* begin Records provided *
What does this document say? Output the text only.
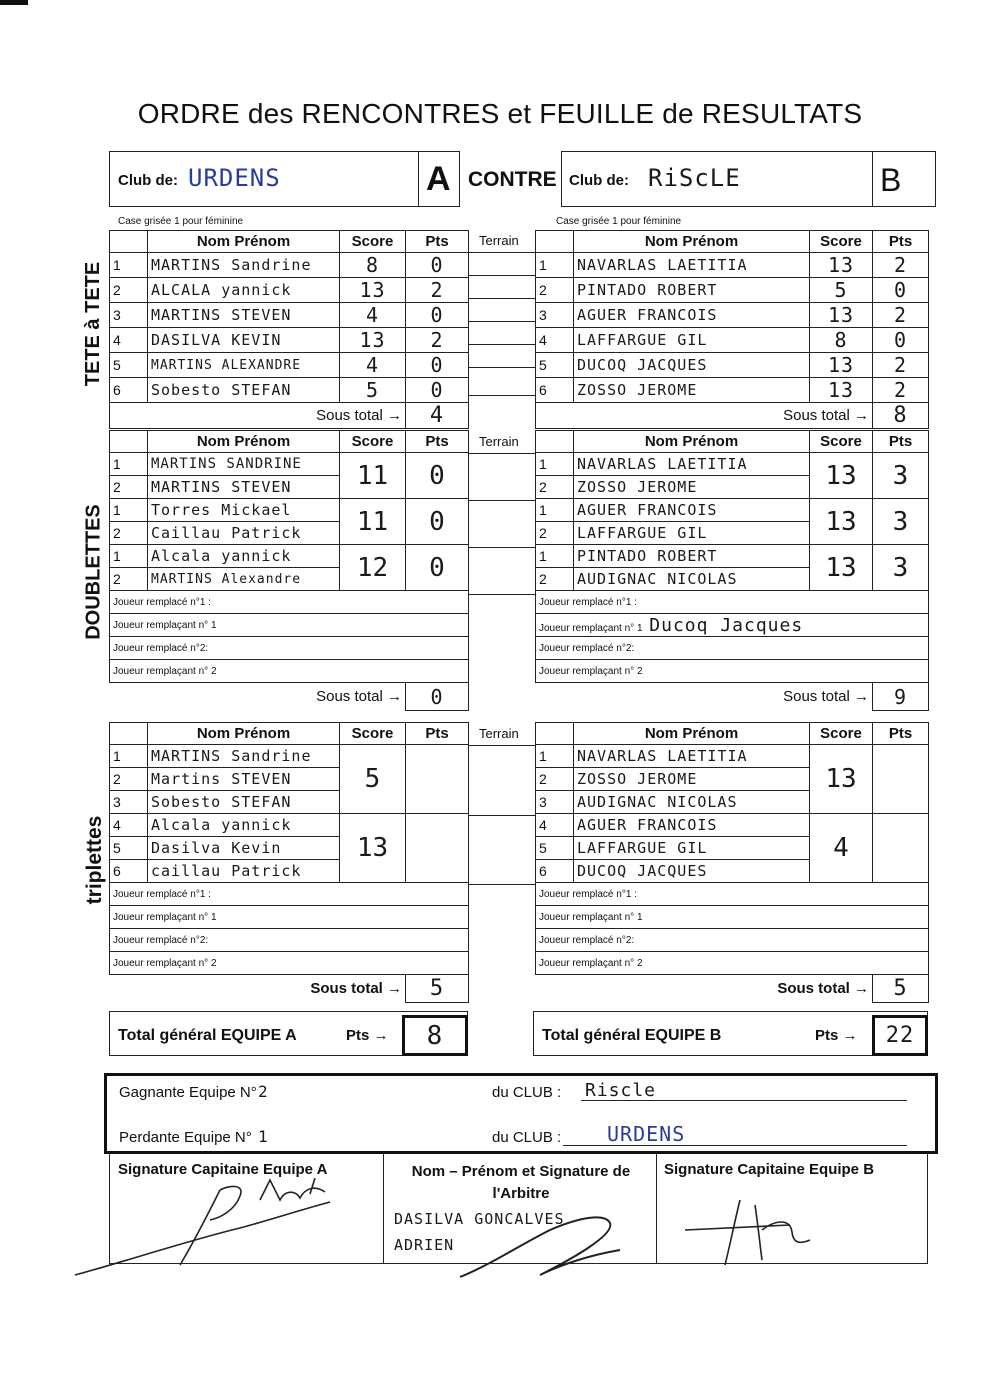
ORDRE des RENCONTRES et FEUILLE de RESULTATS
Club de: URDENS	A CONTRE Club de: RiScLE	B
Case grisée 1 pour féminine	Case grisée 1 pour féminine
TETE à TETE
DOUBLETTES
triplettes
	Nom Prénom	Score	Pts
1	MARTINS Sandrine	8	0
2	ALCALA yannick	13	2
3	MARTINS STEVEN	4	0
4	DASILVA KEVIN	13	2
5	MARTINS ALEXANDRE	4	0
6	Sobesto STEFAN	5	0
Sous total →			4
Terrain
		Nom Prénom	Score	Pts
1	NAVARLAS LAETITIA	13	2
2	PINTADO ROBERT	5	0
3	AGUER FRANCOIS	13	2
4	LAFFARGUE GIL	8	0
5	DUCOQ JACQUES	13	2
6	ZOSSO JEROME	13	2
Sous total →			8
	Nom Prénom	Score	Pts
1	MARTINS SANDRINE	11	0
2	MARTINS STEVEN		
1	Torres Mickael	11	0
2	Caillau Patrick		
1	Alcala yannick	12	0
2	MARTINS Alexandre		
Joueur remplacé n°1 :			
Joueur remplaçant n° 1			
Joueur remplacé n°2:			
Joueur remplaçant n° 2			
Sous total →			0
Terrain
		Nom Prénom	Score	Pts
1	NAVARLAS LAETITIA	13	3
2	ZOSSO JEROME		
1	AGUER FRANCOIS	13	3
2	LAFFARGUE GIL		
1	PINTADO ROBERT	13	3
2	AUDIGNAC NICOLAS		
Joueur remplacé n°1 :			
Joueur remplaçant n° 1 Ducoq Jacques			
Joueur remplacé n°2:			
Joueur remplaçant n° 2			
Sous total →			9
	Nom Prénom	Score	Pts
1	MARTINS Sandrine	5	
2	Martins STEVEN		
3	Sobesto STEFAN		
4	Alcala yannick	13	
5	Dasilva Kevin		
6	caillau Patrick		
Joueur remplacé n°1 :			
Joueur remplaçant n° 1			
Joueur remplacé n°2:			
Joueur remplaçant n° 2			
Sous total →			5
Terrain
		Nom Prénom	Score	Pts
1	NAVARLAS LAETITIA	13	
2	ZOSSO JEROME		
3	AUDIGNAC NICOLAS		
4	AGUER FRANCOIS	4	
5	LAFFARGUE GIL		
6	DUCOQ JACQUES		
Joueur remplacé n°1 :			
Joueur remplaçant n° 1			
Joueur remplacé n°2:			
Joueur remplaçant n° 2			
Sous total →			5
Total général EQUIPE A	Pts →	8	Total général EQUIPE B	Pts →	22
Gagnante Equipe N° 2	du CLUB : Riscle
Perdante Equipe N° 1	du CLUB : URDENS
Signature Capitaine Equipe A	Nom – Prénom et Signature de l'Arbitre
Signature Capitaine Equipe B
DASILVA GONCALVES
ADRIEN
* end Records provided *
- [What is being asked]
Copy out every line from the material above in which the word "PINTADO" appears.

- [Full response]
2	PINTADO ROBERT	5	0
1	PINTADO ROBERT	13	3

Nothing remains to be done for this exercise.